_Task instructions_: Would you copy the lines below word for word, starting with the line containing "folder-icon [40,325,68,350]" and going on through the line containing "file-date: 2026-06-13 19:23 [82,453,159,463]", with both of those lines included?

_Dataset extract_:

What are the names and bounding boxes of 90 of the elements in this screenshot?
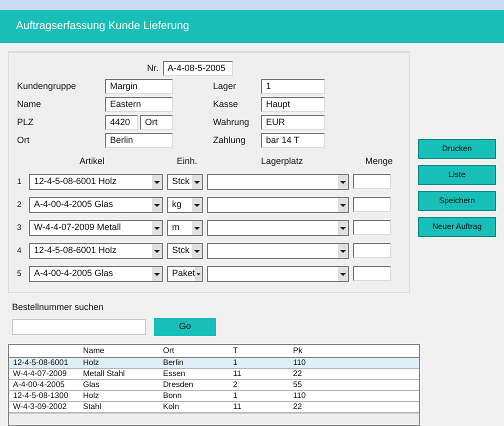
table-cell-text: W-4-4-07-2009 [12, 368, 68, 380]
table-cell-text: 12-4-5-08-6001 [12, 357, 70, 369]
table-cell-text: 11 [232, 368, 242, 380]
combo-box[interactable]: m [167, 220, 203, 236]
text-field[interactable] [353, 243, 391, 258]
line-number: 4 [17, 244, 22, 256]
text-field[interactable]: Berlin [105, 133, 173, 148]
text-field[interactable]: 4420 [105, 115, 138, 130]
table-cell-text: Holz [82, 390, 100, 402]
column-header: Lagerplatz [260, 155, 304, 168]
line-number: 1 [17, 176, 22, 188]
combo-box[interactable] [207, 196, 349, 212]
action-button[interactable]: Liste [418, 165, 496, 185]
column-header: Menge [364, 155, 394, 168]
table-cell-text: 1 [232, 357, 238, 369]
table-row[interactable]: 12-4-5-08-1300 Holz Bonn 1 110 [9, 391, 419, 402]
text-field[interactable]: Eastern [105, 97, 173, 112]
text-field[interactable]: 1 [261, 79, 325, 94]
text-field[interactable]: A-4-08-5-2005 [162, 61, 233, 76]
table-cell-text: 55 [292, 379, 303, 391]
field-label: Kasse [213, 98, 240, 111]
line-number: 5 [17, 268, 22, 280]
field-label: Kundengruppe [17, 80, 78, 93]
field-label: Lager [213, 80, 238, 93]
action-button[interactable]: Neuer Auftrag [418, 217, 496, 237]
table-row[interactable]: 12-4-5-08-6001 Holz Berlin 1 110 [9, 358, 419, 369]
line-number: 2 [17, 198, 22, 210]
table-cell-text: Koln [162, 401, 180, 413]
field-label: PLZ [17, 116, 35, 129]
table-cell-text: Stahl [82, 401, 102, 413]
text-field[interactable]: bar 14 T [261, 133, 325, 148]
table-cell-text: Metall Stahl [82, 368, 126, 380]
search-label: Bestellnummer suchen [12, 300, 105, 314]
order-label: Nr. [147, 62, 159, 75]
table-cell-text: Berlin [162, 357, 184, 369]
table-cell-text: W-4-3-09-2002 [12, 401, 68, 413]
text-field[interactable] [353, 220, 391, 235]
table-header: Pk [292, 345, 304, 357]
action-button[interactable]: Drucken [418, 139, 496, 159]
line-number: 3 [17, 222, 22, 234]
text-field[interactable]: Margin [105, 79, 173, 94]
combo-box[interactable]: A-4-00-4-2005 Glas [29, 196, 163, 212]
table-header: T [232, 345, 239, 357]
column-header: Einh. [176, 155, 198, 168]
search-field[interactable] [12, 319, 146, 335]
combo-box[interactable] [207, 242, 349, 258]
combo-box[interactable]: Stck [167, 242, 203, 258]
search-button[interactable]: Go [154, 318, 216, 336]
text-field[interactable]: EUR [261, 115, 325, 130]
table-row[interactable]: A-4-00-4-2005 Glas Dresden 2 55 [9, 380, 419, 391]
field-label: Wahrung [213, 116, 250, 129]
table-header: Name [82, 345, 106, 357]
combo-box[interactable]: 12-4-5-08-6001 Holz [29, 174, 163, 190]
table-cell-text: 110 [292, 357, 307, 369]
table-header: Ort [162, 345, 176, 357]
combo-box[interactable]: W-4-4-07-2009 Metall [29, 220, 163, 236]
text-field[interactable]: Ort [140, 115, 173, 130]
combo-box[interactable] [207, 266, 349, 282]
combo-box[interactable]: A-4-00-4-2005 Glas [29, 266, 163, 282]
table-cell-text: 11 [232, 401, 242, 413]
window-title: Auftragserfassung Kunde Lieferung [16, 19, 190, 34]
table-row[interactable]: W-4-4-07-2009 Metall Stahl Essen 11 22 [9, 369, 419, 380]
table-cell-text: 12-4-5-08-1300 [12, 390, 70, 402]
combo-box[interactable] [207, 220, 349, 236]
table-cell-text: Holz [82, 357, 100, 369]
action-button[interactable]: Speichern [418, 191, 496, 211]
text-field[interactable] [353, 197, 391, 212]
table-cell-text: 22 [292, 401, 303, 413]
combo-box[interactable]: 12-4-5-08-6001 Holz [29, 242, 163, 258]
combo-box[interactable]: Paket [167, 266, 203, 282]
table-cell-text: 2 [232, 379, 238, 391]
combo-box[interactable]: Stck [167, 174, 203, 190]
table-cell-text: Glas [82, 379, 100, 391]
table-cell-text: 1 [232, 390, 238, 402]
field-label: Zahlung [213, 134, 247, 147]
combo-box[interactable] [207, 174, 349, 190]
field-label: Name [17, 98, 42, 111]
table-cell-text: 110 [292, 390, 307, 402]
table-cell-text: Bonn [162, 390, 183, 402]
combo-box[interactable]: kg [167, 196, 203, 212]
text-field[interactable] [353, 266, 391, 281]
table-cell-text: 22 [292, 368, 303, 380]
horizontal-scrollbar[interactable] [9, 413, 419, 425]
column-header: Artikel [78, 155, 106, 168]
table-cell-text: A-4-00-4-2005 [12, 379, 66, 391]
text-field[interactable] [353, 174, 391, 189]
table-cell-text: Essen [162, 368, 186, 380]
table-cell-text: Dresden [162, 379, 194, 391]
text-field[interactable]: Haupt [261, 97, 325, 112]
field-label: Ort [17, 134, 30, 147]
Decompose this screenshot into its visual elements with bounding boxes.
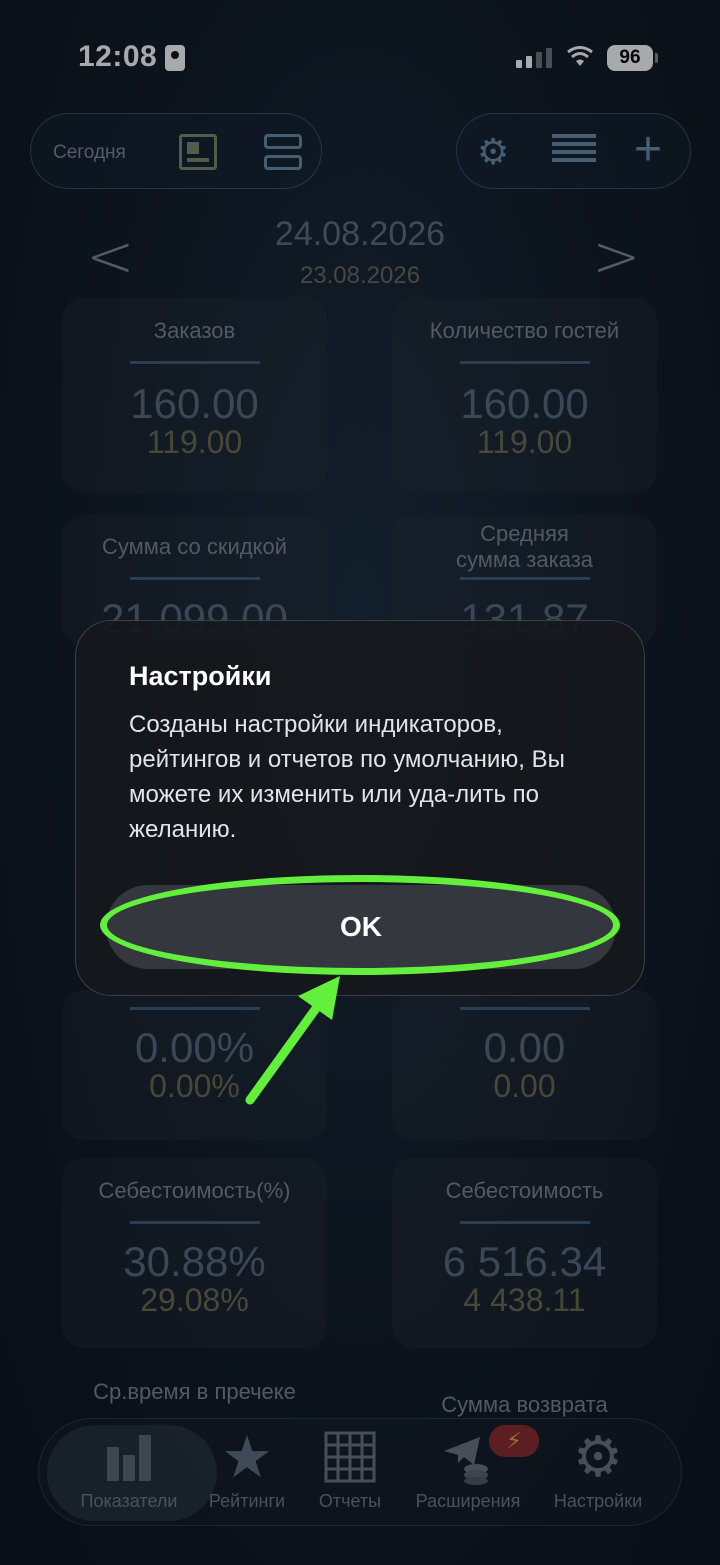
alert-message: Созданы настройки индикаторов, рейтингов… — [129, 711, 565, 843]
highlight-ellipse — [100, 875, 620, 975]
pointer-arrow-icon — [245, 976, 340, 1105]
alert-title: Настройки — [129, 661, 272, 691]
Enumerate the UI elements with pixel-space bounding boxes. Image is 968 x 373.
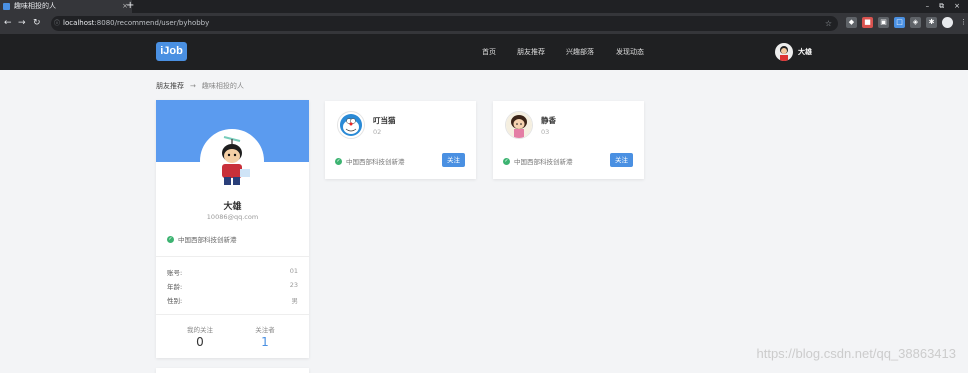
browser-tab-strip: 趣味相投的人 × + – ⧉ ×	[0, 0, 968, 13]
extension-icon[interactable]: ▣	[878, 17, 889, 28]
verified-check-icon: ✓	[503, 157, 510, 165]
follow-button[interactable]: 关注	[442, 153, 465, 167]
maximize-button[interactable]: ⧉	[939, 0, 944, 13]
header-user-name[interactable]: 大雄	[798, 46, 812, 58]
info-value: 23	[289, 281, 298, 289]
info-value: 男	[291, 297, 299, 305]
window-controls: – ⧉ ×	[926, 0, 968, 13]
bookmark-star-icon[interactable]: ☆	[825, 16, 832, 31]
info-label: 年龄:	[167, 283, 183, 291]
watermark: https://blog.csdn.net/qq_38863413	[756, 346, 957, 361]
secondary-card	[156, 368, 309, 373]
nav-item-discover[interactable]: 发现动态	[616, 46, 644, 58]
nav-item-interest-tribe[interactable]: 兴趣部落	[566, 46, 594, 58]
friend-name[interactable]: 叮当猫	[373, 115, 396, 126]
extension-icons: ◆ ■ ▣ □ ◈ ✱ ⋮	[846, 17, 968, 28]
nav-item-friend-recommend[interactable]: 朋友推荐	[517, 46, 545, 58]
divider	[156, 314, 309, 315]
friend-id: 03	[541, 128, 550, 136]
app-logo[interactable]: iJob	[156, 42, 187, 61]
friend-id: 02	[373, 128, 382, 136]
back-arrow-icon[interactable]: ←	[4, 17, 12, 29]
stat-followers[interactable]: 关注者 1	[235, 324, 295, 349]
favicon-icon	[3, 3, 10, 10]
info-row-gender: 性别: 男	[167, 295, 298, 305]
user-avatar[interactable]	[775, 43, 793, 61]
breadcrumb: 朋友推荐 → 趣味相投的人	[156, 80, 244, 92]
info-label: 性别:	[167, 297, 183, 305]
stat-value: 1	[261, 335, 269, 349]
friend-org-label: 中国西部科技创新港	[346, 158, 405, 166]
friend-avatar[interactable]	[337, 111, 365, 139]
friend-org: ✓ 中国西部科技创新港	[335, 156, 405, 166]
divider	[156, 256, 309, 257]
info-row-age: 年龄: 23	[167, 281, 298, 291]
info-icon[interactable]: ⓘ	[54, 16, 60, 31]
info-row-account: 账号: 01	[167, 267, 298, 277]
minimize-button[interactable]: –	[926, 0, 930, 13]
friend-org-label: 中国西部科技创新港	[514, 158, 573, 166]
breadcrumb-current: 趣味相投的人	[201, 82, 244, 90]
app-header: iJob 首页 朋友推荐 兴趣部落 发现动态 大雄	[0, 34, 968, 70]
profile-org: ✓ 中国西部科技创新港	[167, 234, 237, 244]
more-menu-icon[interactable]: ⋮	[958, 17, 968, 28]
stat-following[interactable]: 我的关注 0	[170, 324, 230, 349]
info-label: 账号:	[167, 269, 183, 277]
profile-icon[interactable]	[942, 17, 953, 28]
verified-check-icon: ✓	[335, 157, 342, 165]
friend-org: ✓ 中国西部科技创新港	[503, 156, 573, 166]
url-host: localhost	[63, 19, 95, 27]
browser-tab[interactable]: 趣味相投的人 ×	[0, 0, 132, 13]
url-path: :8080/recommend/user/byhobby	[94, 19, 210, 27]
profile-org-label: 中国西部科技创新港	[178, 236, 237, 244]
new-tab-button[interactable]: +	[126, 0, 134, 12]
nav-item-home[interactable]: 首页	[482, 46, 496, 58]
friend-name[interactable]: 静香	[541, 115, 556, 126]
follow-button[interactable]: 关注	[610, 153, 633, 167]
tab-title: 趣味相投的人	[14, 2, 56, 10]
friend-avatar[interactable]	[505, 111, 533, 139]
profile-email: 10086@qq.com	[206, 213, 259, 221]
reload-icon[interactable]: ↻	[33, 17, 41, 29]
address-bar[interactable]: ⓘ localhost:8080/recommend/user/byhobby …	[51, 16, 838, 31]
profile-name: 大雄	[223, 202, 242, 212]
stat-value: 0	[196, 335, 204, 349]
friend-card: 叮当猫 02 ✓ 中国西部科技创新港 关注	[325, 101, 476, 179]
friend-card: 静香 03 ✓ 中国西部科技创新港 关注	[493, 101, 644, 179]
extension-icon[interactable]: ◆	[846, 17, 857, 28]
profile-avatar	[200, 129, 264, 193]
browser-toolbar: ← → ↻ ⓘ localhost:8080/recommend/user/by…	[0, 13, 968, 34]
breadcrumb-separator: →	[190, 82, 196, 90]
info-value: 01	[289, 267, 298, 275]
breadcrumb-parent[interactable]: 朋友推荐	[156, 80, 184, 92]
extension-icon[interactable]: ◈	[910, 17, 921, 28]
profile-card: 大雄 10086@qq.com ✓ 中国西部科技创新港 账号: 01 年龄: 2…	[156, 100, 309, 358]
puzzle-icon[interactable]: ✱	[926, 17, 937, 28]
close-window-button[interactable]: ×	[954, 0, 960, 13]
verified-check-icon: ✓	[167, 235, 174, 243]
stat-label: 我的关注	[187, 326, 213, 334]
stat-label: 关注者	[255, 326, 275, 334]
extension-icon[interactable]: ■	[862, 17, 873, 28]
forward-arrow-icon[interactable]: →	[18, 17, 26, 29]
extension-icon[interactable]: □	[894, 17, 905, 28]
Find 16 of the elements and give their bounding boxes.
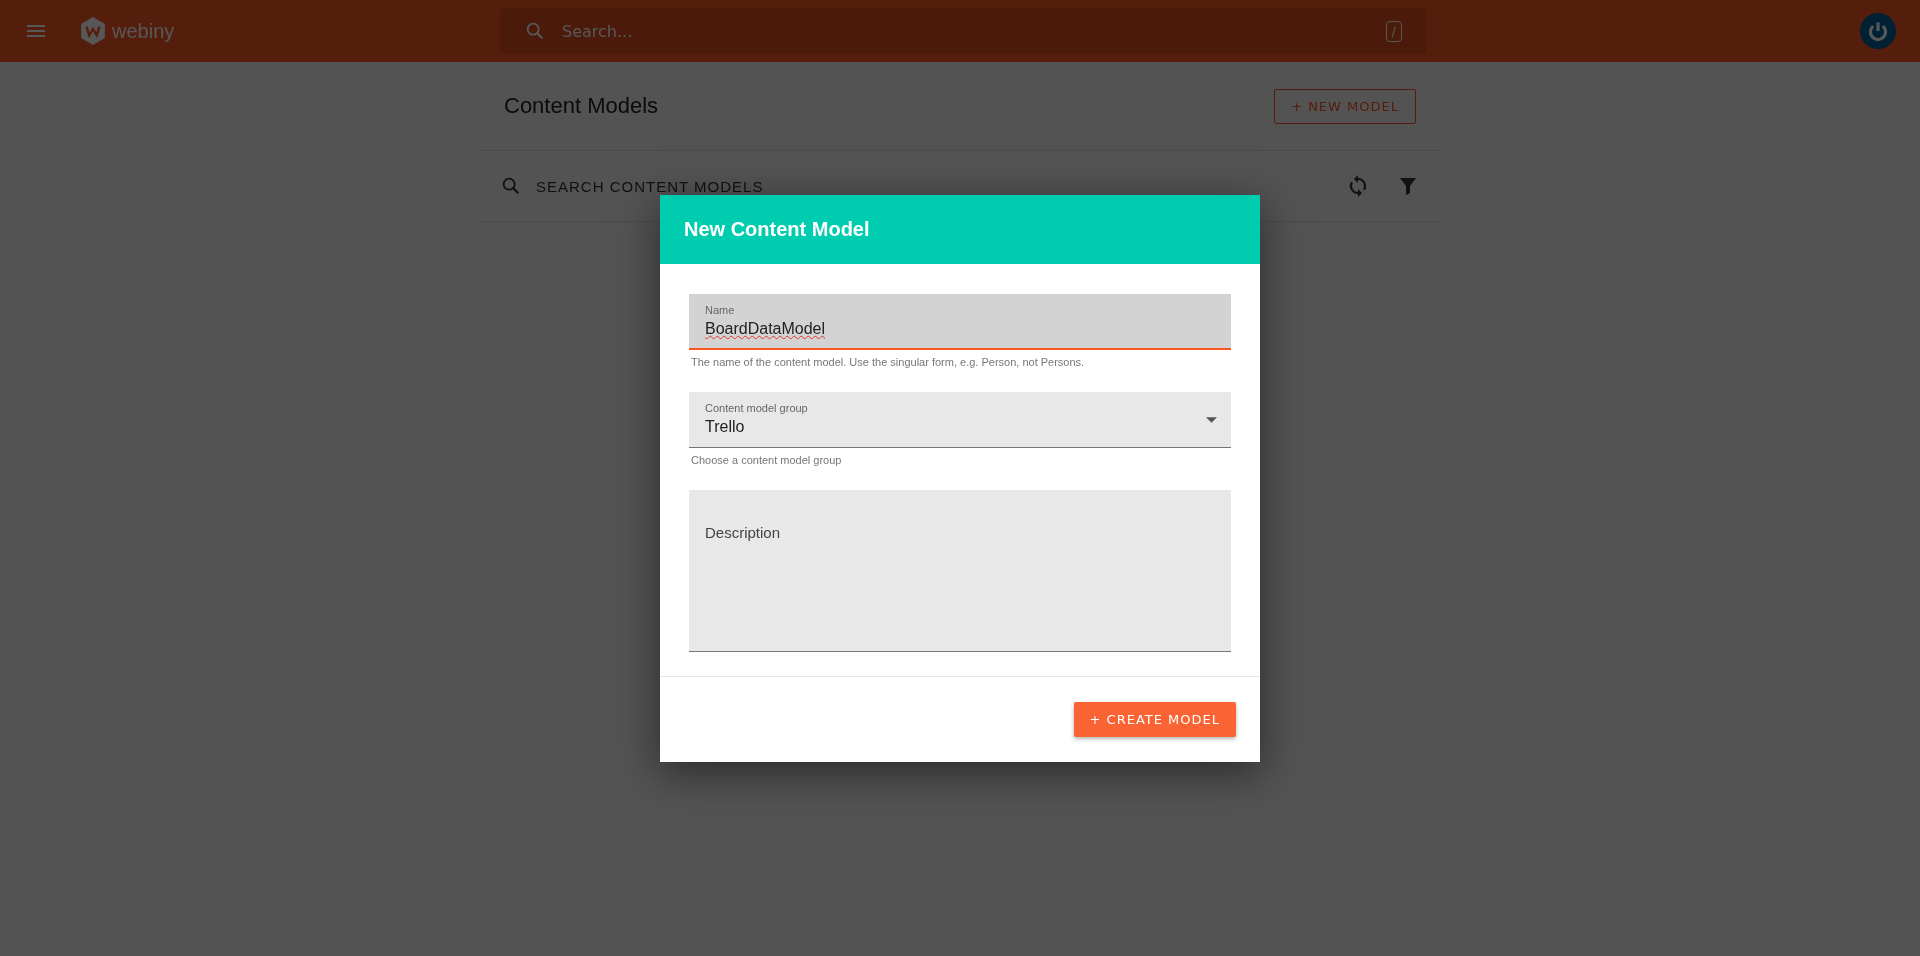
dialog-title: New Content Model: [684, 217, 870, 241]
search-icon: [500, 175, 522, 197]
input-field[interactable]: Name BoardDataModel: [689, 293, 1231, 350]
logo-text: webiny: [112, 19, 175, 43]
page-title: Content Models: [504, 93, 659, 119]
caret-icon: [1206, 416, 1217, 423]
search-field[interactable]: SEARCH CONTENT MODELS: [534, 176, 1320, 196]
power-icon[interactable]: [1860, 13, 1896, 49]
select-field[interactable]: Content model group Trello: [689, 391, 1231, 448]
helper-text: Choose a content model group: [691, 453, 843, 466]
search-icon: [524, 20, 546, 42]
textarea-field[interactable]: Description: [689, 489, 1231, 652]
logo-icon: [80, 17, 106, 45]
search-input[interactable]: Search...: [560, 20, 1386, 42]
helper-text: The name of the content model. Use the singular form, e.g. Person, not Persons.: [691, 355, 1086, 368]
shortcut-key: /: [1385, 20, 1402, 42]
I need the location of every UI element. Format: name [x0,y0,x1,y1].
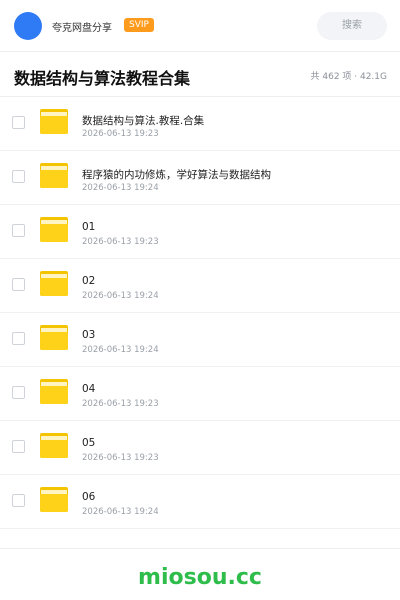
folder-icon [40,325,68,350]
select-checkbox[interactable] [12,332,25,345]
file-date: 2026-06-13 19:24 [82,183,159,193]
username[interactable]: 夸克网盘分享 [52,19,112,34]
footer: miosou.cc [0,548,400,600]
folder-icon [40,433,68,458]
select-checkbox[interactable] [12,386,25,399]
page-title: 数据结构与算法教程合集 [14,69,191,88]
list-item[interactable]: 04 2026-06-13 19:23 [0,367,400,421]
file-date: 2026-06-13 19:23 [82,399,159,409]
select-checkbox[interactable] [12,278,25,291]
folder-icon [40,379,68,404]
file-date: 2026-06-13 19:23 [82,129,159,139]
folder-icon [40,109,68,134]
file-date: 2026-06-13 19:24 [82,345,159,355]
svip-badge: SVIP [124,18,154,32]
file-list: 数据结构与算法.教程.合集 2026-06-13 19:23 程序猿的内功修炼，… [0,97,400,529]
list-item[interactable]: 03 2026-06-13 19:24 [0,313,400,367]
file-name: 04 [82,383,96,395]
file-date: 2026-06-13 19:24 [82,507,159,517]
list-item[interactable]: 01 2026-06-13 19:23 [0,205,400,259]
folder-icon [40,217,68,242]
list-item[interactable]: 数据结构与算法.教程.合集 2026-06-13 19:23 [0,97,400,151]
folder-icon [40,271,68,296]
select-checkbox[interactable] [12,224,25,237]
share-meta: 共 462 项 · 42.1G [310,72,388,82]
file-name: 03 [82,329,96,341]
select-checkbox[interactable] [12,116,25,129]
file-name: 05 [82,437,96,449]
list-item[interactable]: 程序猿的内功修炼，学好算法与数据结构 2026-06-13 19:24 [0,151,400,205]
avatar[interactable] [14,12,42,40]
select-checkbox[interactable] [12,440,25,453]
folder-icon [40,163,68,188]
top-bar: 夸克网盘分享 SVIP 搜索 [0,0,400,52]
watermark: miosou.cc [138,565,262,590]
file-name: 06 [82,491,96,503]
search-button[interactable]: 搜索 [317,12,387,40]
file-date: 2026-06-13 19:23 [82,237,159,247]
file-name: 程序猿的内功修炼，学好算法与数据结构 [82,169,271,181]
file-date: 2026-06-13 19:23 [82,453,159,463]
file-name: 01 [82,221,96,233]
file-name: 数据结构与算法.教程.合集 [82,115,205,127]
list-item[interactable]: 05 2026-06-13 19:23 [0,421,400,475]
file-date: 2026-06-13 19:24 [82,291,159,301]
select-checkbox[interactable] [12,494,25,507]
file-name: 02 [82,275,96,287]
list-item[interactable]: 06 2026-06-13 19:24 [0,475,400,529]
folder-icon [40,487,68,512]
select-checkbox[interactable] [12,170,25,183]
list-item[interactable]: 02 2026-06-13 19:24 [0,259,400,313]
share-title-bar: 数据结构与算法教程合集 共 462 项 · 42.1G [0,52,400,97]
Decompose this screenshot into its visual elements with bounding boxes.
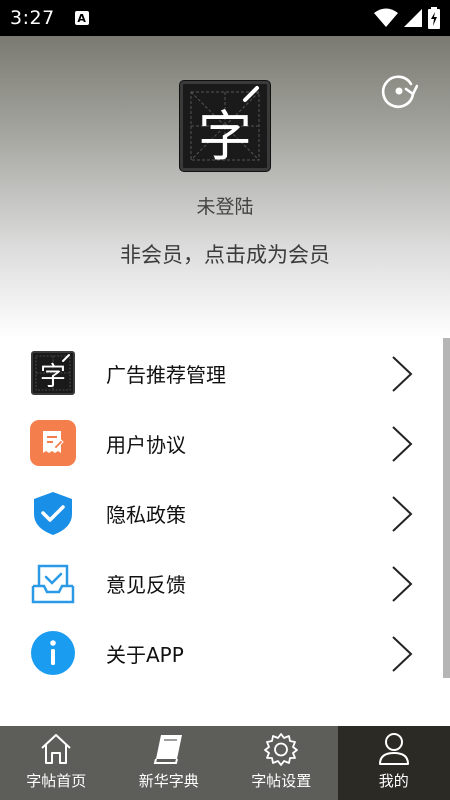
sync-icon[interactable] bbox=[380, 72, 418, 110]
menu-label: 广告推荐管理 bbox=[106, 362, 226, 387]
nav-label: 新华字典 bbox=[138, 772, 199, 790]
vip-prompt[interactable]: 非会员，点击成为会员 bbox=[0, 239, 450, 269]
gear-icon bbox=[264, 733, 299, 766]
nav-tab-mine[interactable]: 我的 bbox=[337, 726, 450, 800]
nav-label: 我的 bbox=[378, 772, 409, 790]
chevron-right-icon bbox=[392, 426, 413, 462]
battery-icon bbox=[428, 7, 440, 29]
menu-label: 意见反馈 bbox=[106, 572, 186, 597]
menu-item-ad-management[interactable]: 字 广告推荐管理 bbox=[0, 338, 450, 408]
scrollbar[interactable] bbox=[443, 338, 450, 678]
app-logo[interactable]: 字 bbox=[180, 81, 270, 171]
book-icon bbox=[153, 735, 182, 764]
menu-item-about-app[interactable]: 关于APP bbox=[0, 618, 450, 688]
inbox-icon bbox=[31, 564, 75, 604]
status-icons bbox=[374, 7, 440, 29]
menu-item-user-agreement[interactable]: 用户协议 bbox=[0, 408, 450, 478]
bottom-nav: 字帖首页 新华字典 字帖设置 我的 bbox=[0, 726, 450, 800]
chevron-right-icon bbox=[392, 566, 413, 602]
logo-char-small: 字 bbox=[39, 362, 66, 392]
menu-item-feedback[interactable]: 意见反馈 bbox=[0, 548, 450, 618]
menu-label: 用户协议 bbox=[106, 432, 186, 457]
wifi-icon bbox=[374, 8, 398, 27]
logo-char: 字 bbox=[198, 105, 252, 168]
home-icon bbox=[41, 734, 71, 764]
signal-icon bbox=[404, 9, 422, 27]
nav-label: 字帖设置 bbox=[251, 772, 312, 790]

_Task answer_:
folder-icon [40,325,68,350]
select-checkbox[interactable] [12,332,25,345]
file-date: 2026-06-13 19:24 [82,183,159,193]
username[interactable]: 夸克网盘分享 [52,19,112,34]
footer: miosou.cc [0,548,400,600]
folder-icon [40,433,68,458]
select-checkbox[interactable] [12,386,25,399]
page-title: 数据结构与算法教程合集 [14,69,191,88]
list-item[interactable]: 04 2026-06-13 19:23 [0,367,400,421]
file-date: 2026-06-13 19:23 [82,399,159,409]
select-checkbox[interactable] [12,278,25,291]
folder-icon [40,379,68,404]
file-date: 2026-06-13 19:23 [82,129,159,139]
folder-icon [40,109,68,134]
file-date: 2026-06-13 19:24 [82,345,159,355]
svip-badge: SVIP [124,18,154,32]
file-list: 数据结构与算法.教程.合集 2026-06-13 19:23 程序猿的内功修炼，… [0,97,400,529]
list-item[interactable]: 03 2026-06-13 19:24 [0,313,400,367]
file-name: 04 [82,383,96,395]
file-date: 2026-06-13 19:24 [82,507,159,517]
list-item[interactable]: 01 2026-06-13 19:23 [0,205,400,259]
folder-icon [40,217,68,242]
list-item[interactable]: 数据结构与算法.教程.合集 2026-06-13 19:23 [0,97,400,151]
folder-icon [40,271,68,296]
select-checkbox[interactable] [12,224,25,237]
share-meta: 共 462 项 · 42.1G [310,72,388,82]
file-name: 03 [82,329,96,341]
select-checkbox[interactable] [12,116,25,129]
file-name: 05 [82,437,96,449]
list-item[interactable]: 程序猿的内功修炼，学好算法与数据结构 2026-06-13 19:24 [0,151,400,205]
avatar[interactable] [14,12,42,40]
select-checkbox[interactable] [12,440,25,453]
folder-icon [40,163,68,188]
top-bar: 夸克网盘分享 SVIP 搜索 [0,0,400,52]
watermark: miosou.cc [138,565,262,590]
file-name: 06 [82,491,96,503]
search-button[interactable]: 搜索 [317,12,387,40]
file-date: 2026-06-13 19:23 [82,237,159,247]
file-name: 程序猿的内功修炼，学好算法与数据结构 [82,169,271,181]
file-date: 2026-06-13 19:23 [82,453,159,463]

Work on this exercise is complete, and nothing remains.